[BEGIN]
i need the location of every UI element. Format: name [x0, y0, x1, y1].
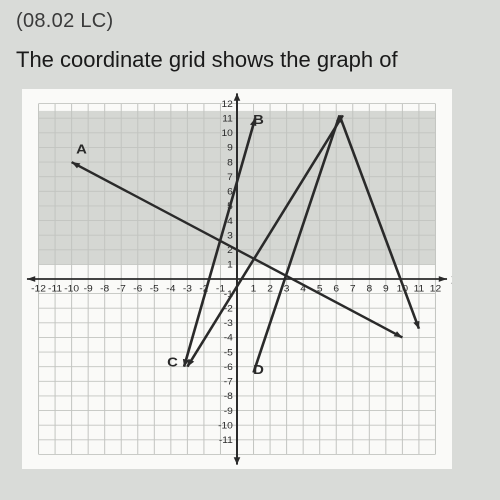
svg-text:-1: -1: [224, 289, 233, 299]
svg-text:1: 1: [227, 260, 233, 270]
svg-text:-6: -6: [133, 284, 142, 294]
svg-text:-11: -11: [219, 435, 233, 445]
svg-text:6: 6: [227, 187, 233, 197]
coordinate-grid: -12-11-10-9-8-7-6-5-4-3-2-11234567891011…: [22, 89, 452, 469]
svg-text:-4: -4: [224, 333, 234, 343]
svg-text:-5: -5: [224, 348, 233, 358]
svg-text:x: x: [451, 271, 452, 286]
svg-text:10: 10: [221, 129, 232, 139]
svg-text:-11: -11: [48, 284, 62, 294]
svg-text:7: 7: [227, 172, 233, 182]
svg-text:D: D: [253, 362, 264, 377]
svg-text:4: 4: [227, 216, 233, 226]
svg-text:-2: -2: [224, 304, 233, 314]
svg-text:9: 9: [227, 143, 233, 153]
svg-text:9: 9: [383, 284, 389, 294]
svg-text:12: 12: [221, 99, 232, 109]
svg-text:4: 4: [300, 284, 306, 294]
svg-text:7: 7: [350, 284, 356, 294]
svg-text:-2: -2: [199, 284, 208, 294]
svg-text:1: 1: [251, 284, 257, 294]
svg-text:-8: -8: [224, 392, 233, 402]
svg-text:-10: -10: [64, 284, 79, 294]
svg-text:3: 3: [227, 231, 233, 241]
svg-text:-7: -7: [224, 377, 233, 387]
svg-text:3: 3: [284, 284, 290, 294]
svg-text:-3: -3: [183, 284, 192, 294]
svg-text:11: 11: [414, 284, 425, 294]
svg-text:2: 2: [267, 284, 273, 294]
question-reference: (08.02 LC): [16, 10, 484, 33]
svg-text:10: 10: [397, 284, 408, 294]
svg-text:8: 8: [366, 284, 372, 294]
svg-text:-4: -4: [166, 284, 176, 294]
svg-text:8: 8: [227, 158, 233, 168]
svg-text:-6: -6: [224, 362, 233, 372]
svg-text:-8: -8: [100, 284, 109, 294]
svg-text:-9: -9: [84, 284, 93, 294]
svg-text:C: C: [167, 355, 178, 370]
svg-text:-3: -3: [224, 319, 233, 329]
svg-text:A: A: [76, 141, 87, 156]
svg-text:B: B: [253, 112, 264, 127]
svg-text:5: 5: [317, 284, 323, 294]
svg-text:-9: -9: [224, 406, 233, 416]
svg-text:11: 11: [222, 114, 233, 124]
svg-text:-12: -12: [31, 284, 46, 294]
svg-text:2: 2: [227, 245, 233, 255]
question-prompt: The coordinate grid shows the graph of: [16, 47, 484, 73]
svg-text:-7: -7: [117, 284, 126, 294]
svg-text:-5: -5: [150, 284, 159, 294]
svg-text:6: 6: [333, 284, 339, 294]
svg-text:12: 12: [430, 284, 441, 294]
svg-text:-10: -10: [218, 421, 233, 431]
svg-text:5: 5: [227, 202, 233, 212]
[END]
§ **Request**:
Rewrite all of the rows above with "svg-text" replaced by "label" and nothing else changed, and omit the pictures.

§ **The output**:
i need the location of every UI element. Format: name [x0, y0, x1, y1].
label:-1: -1: [224, 289, 233, 299]
label:1: 1: [227, 260, 233, 270]
label:-6: -6: [133, 284, 142, 294]
label:-11: -11: [219, 435, 233, 445]
label:6: 6: [227, 187, 233, 197]
coordinate-grid: -12-11-10-9-8-7-6-5-4-3-2-11234567891011…: [22, 89, 452, 469]
label:-4: -4: [224, 333, 234, 343]
label:-5: -5: [224, 348, 233, 358]
label:x: x: [451, 271, 452, 286]
label:10: 10: [221, 129, 232, 139]
label:-11: -11: [48, 284, 62, 294]
label:7: 7: [227, 172, 233, 182]
label:D: D: [253, 362, 264, 377]
label:4: 4: [227, 216, 233, 226]
label:-2: -2: [224, 304, 233, 314]
label:9: 9: [227, 143, 233, 153]
label:9: 9: [383, 284, 389, 294]
label:12: 12: [221, 99, 232, 109]
label:4: 4: [300, 284, 306, 294]
label:7: 7: [350, 284, 356, 294]
label:-2: -2: [199, 284, 208, 294]
label:1: 1: [251, 284, 257, 294]
label:-8: -8: [224, 392, 233, 402]
label:-10: -10: [64, 284, 79, 294]
label:3: 3: [227, 231, 233, 241]
label:-7: -7: [224, 377, 233, 387]
label:3: 3: [284, 284, 290, 294]
label:-3: -3: [183, 284, 192, 294]
label:11: 11: [414, 284, 425, 294]
label:2: 2: [267, 284, 273, 294]
question-reference: (08.02 LC): [16, 10, 484, 33]
label:10: 10: [397, 284, 408, 294]
label:8: 8: [366, 284, 372, 294]
label:-4: -4: [166, 284, 176, 294]
label:8: 8: [227, 158, 233, 168]
label:-6: -6: [224, 362, 233, 372]
label:-8: -8: [100, 284, 109, 294]
label:-9: -9: [84, 284, 93, 294]
label:C: C: [167, 355, 178, 370]
label:-3: -3: [224, 319, 233, 329]
label:A: A: [76, 141, 87, 156]
label:B: B: [253, 112, 264, 127]
label:5: 5: [317, 284, 323, 294]
label:-9: -9: [224, 406, 233, 416]
label:11: 11: [222, 114, 233, 124]
label:-12: -12: [31, 284, 46, 294]
label:2: 2: [227, 245, 233, 255]
question-prompt: The coordinate grid shows the graph of: [16, 47, 484, 73]
label:-7: -7: [117, 284, 126, 294]
label:-5: -5: [150, 284, 159, 294]
label:6: 6: [333, 284, 339, 294]
label:12: 12: [430, 284, 441, 294]
label:-10: -10: [218, 421, 233, 431]
label:5: 5: [227, 202, 233, 212]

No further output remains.